— begin Material to process —
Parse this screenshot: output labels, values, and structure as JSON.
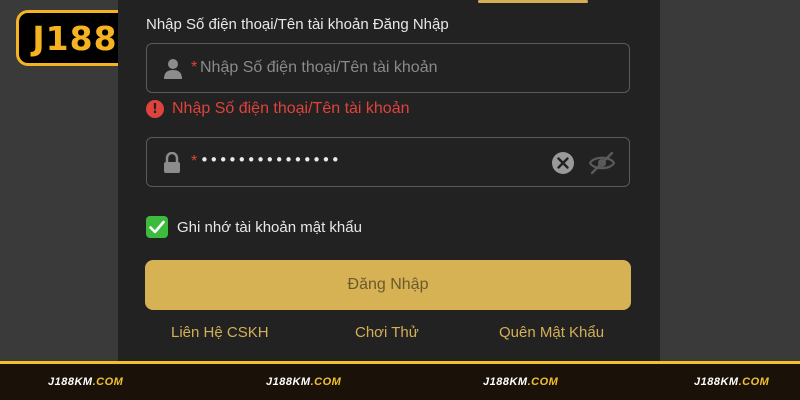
{
  "brand": {
    "logo_text": "J188",
    "accent": "#f5b321"
  },
  "login": {
    "title": "Nhập Số điện thoại/Tên tài khoản Đăng Nhập",
    "username": {
      "required_mark": "*",
      "placeholder": "Nhập Số điện thoại/Tên tài khoản",
      "icon": "user-icon"
    },
    "error": {
      "icon": "alert-icon",
      "text": "Nhập Số điện thoại/Tên tài khoản",
      "color": "#e0423c"
    },
    "password": {
      "required_mark": "*",
      "value": "•••••••••••••••",
      "icon": "lock-icon",
      "clear_icon": "clear-icon",
      "eye_icon": "eye-slash-icon"
    },
    "remember": {
      "label": "Ghi nhớ tài khoản mật khẩu",
      "checked": true
    },
    "submit_label": "Đăng Nhập",
    "links": {
      "support": "Liên Hệ CSKH",
      "try": "Chơi Thử",
      "forgot": "Quên Mật Khẩu"
    }
  },
  "footer": {
    "items": [
      {
        "name": "J188KM",
        "tld": ".COM"
      },
      {
        "name": "J188KM",
        "tld": ".COM"
      },
      {
        "name": "J188KM",
        "tld": ".COM"
      },
      {
        "name": "J188KM",
        "tld": ".COM"
      }
    ]
  }
}
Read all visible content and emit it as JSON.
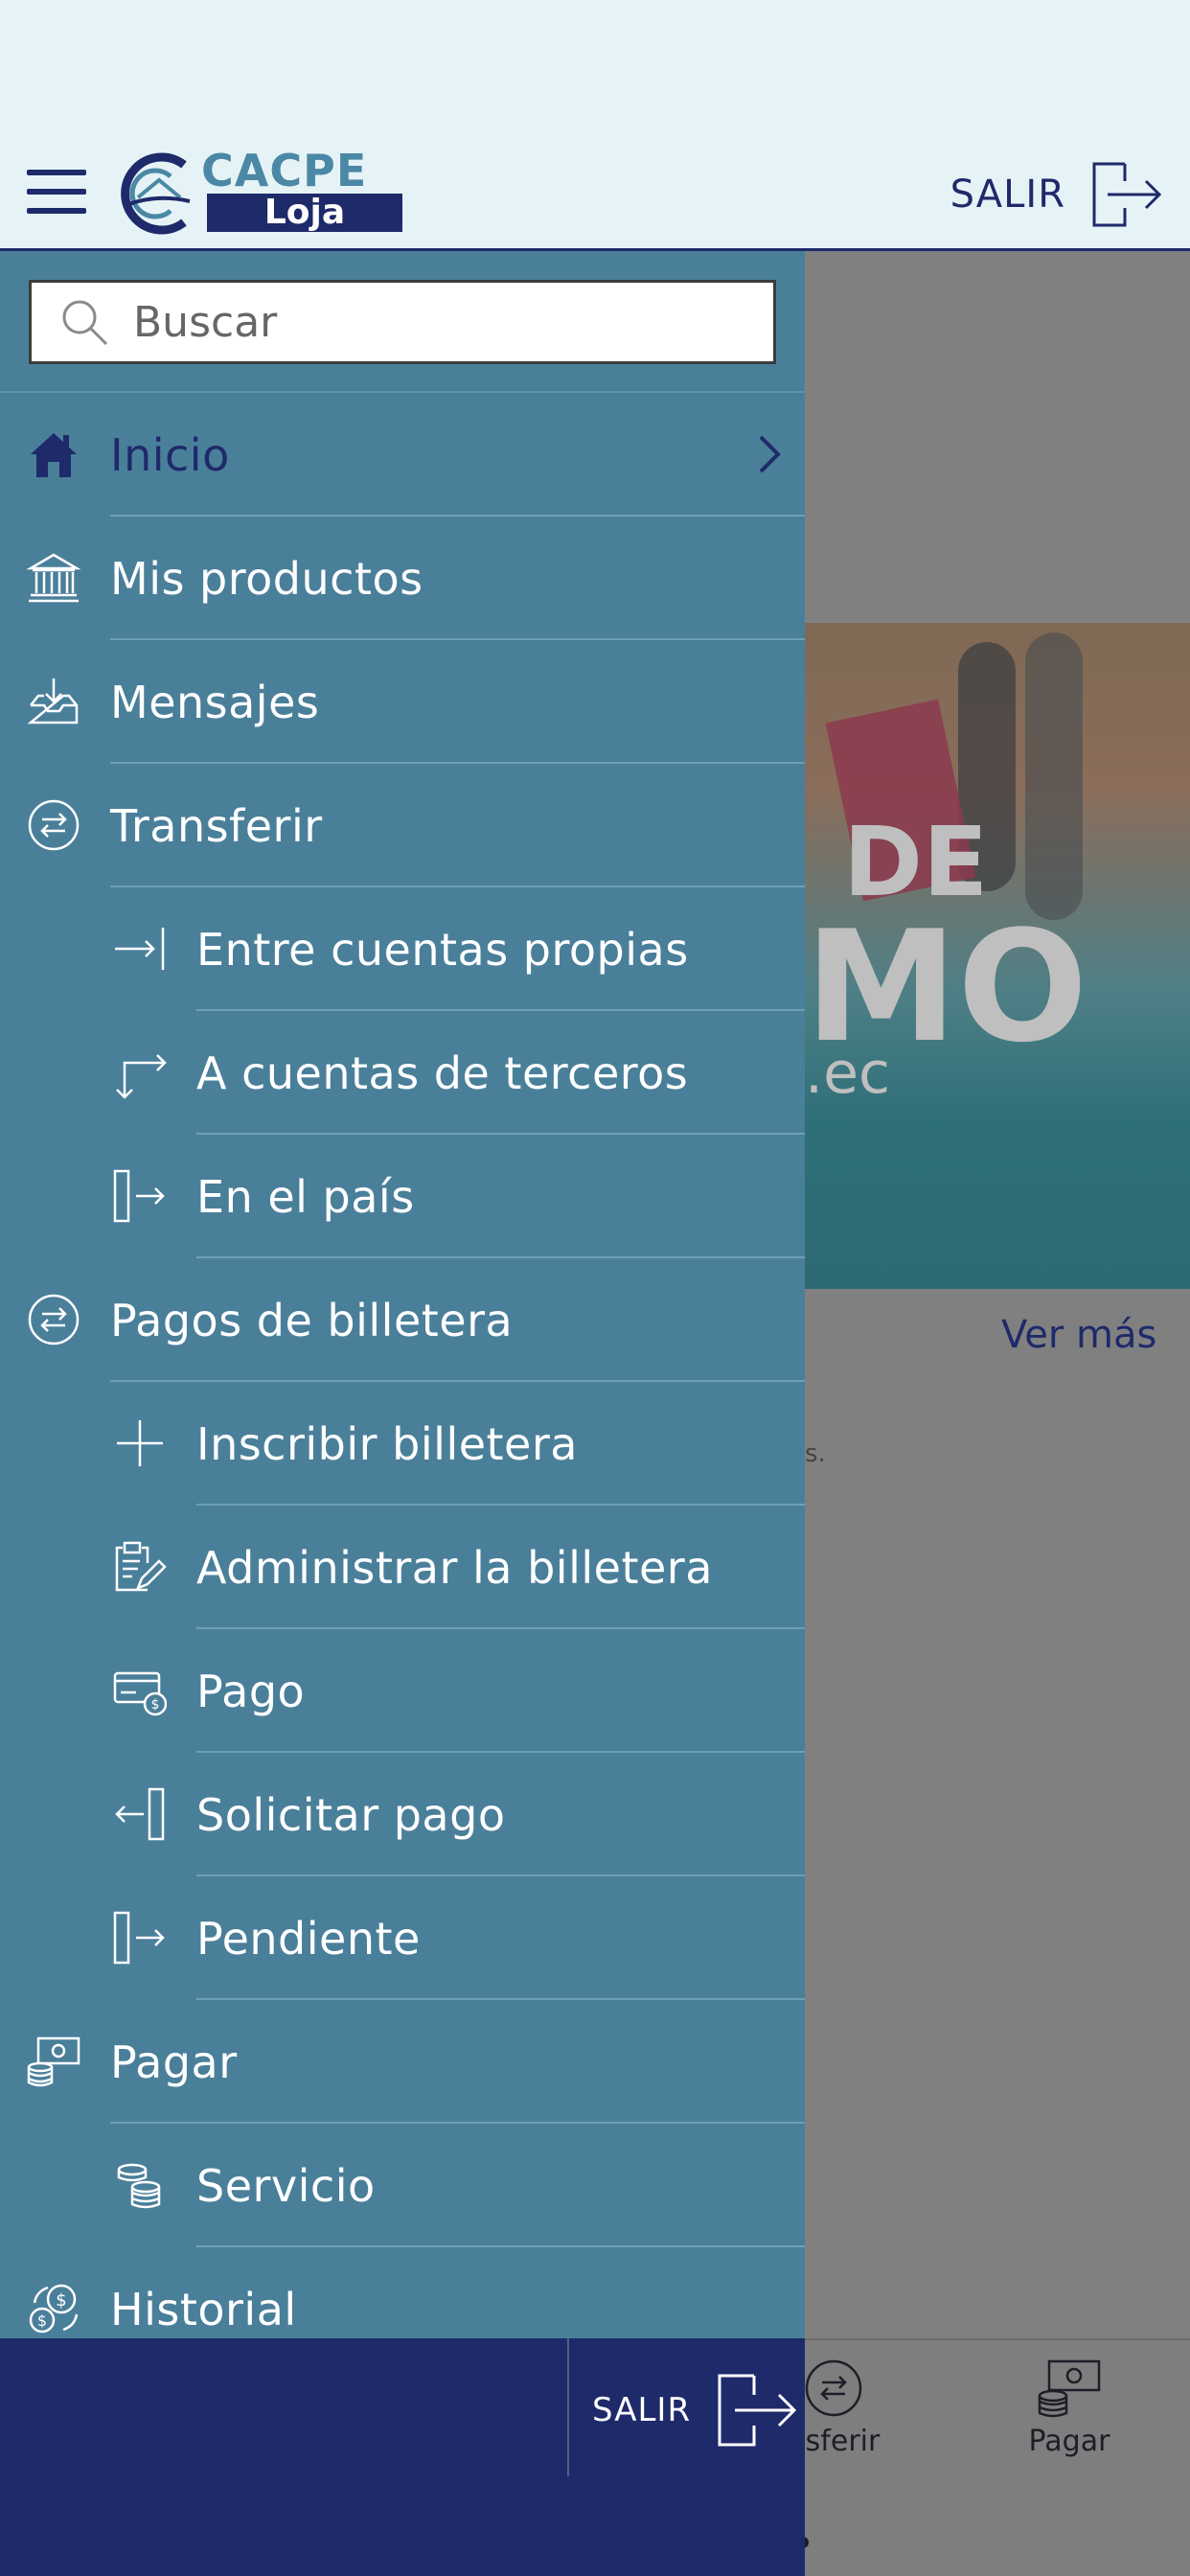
{
  "header": {
    "menu_icon": "hamburger-icon",
    "logo": {
      "word": "CACPE",
      "sub": "Loja"
    },
    "exit_label": "SALIR",
    "exit_icon": "logout-icon"
  },
  "background": {
    "banner_text": [
      "DE",
      "MO",
      ".ec"
    ],
    "see_more": "Ver más",
    "tiny_text": "s.",
    "tabbar": [
      {
        "label": "nsferir",
        "icon": "transfer-icon"
      },
      {
        "label": "Pagar",
        "icon": "pay-icon"
      }
    ]
  },
  "drawer": {
    "search": {
      "placeholder": "Buscar",
      "value": ""
    },
    "items": [
      {
        "label": "Inicio",
        "icon": "home-icon",
        "active": true
      },
      {
        "label": "Mis productos",
        "icon": "bank-icon"
      },
      {
        "label": "Mensajes",
        "icon": "inbox-icon"
      },
      {
        "label": "Transferir",
        "icon": "transfer-icon"
      },
      {
        "label": "Entre cuentas propias",
        "icon": "arrow-to-bar-icon",
        "sub": true
      },
      {
        "label": "A cuentas de terceros",
        "icon": "arrows-corner-icon",
        "sub": true
      },
      {
        "label": "En el país",
        "icon": "exit-box-icon",
        "sub": true
      },
      {
        "label": "Pagos de billetera",
        "icon": "transfer-icon"
      },
      {
        "label": "Inscribir billetera",
        "icon": "plus-icon",
        "sub": true
      },
      {
        "label": "Administrar la billetera",
        "icon": "clipboard-edit-icon",
        "sub": true
      },
      {
        "label": "Pago",
        "icon": "card-payment-icon",
        "sub": true
      },
      {
        "label": "Solicitar pago",
        "icon": "request-box-icon",
        "sub": true
      },
      {
        "label": "Pendiente",
        "icon": "exit-box-icon",
        "sub": true
      },
      {
        "label": "Pagar",
        "icon": "cash-coins-icon"
      },
      {
        "label": "Servicio",
        "icon": "coins-icon",
        "sub": true
      },
      {
        "label": "Historial",
        "icon": "history-money-icon"
      }
    ],
    "footer": {
      "exit_label": "SALIR",
      "exit_icon": "logout-icon"
    }
  },
  "colors": {
    "navy": "#1e2a6a",
    "drawer_bg": "#4a7f9a",
    "header_bg": "#e6f3f6",
    "logo_teal": "#4b88a6"
  }
}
— end Material to process —
Problem to work on: Replicate the material above verbatim; images stay out of the copy.

Correct output:
Parse this screenshot: output labels, values, and structure as JSON.
{
  "brand": {
    "logo_text": "J188",
    "accent": "#f5b321"
  },
  "login": {
    "title": "Nhập Số điện thoại/Tên tài khoản Đăng Nhập",
    "username": {
      "required_mark": "*",
      "placeholder": "Nhập Số điện thoại/Tên tài khoản",
      "icon": "user-icon"
    },
    "error": {
      "icon": "alert-icon",
      "text": "Nhập Số điện thoại/Tên tài khoản",
      "color": "#e0423c"
    },
    "password": {
      "required_mark": "*",
      "value": "•••••••••••••••",
      "icon": "lock-icon",
      "clear_icon": "clear-icon",
      "eye_icon": "eye-slash-icon"
    },
    "remember": {
      "label": "Ghi nhớ tài khoản mật khẩu",
      "checked": true
    },
    "submit_label": "Đăng Nhập",
    "links": {
      "support": "Liên Hệ CSKH",
      "try": "Chơi Thử",
      "forgot": "Quên Mật Khẩu"
    }
  },
  "footer": {
    "items": [
      {
        "name": "J188KM",
        "tld": ".COM"
      },
      {
        "name": "J188KM",
        "tld": ".COM"
      },
      {
        "name": "J188KM",
        "tld": ".COM"
      },
      {
        "name": "J188KM",
        "tld": ".COM"
      }
    ]
  }
}
Read all visible content and emit it as JSON.
{
  "header": {
    "menu_icon": "hamburger-icon",
    "logo": {
      "word": "CACPE",
      "sub": "Loja"
    },
    "exit_label": "SALIR",
    "exit_icon": "logout-icon"
  },
  "background": {
    "banner_text": [
      "DE",
      "MO",
      ".ec"
    ],
    "see_more": "Ver más",
    "tiny_text": "s.",
    "tabbar": [
      {
        "label": "nsferir",
        "icon": "transfer-icon"
      },
      {
        "label": "Pagar",
        "icon": "pay-icon"
      }
    ]
  },
  "drawer": {
    "search": {
      "placeholder": "Buscar",
      "value": ""
    },
    "items": [
      {
        "label": "Inicio",
        "icon": "home-icon",
        "active": true
      },
      {
        "label": "Mis productos",
        "icon": "bank-icon"
      },
      {
        "label": "Mensajes",
        "icon": "inbox-icon"
      },
      {
        "label": "Transferir",
        "icon": "transfer-icon"
      },
      {
        "label": "Entre cuentas propias",
        "icon": "arrow-to-bar-icon",
        "sub": true
      },
      {
        "label": "A cuentas de terceros",
        "icon": "arrows-corner-icon",
        "sub": true
      },
      {
        "label": "En el país",
        "icon": "exit-box-icon",
        "sub": true
      },
      {
        "label": "Pagos de billetera",
        "icon": "transfer-icon"
      },
      {
        "label": "Inscribir billetera",
        "icon": "plus-icon",
        "sub": true
      },
      {
        "label": "Administrar la billetera",
        "icon": "clipboard-edit-icon",
        "sub": true
      },
      {
        "label": "Pago",
        "icon": "card-payment-icon",
        "sub": true
      },
      {
        "label": "Solicitar pago",
        "icon": "request-box-icon",
        "sub": true
      },
      {
        "label": "Pendiente",
        "icon": "exit-box-icon",
        "sub": true
      },
      {
        "label": "Pagar",
        "icon": "cash-coins-icon"
      },
      {
        "label": "Servicio",
        "icon": "coins-icon",
        "sub": true
      },
      {
        "label": "Historial",
        "icon": "history-money-icon"
      }
    ],
    "footer": {
      "exit_label": "SALIR",
      "exit_icon": "logout-icon"
    }
  },
  "colors": {
    "navy": "#1e2a6a",
    "drawer_bg": "#4a7f9a",
    "header_bg": "#e6f3f6",
    "logo_teal": "#4b88a6"
  }
}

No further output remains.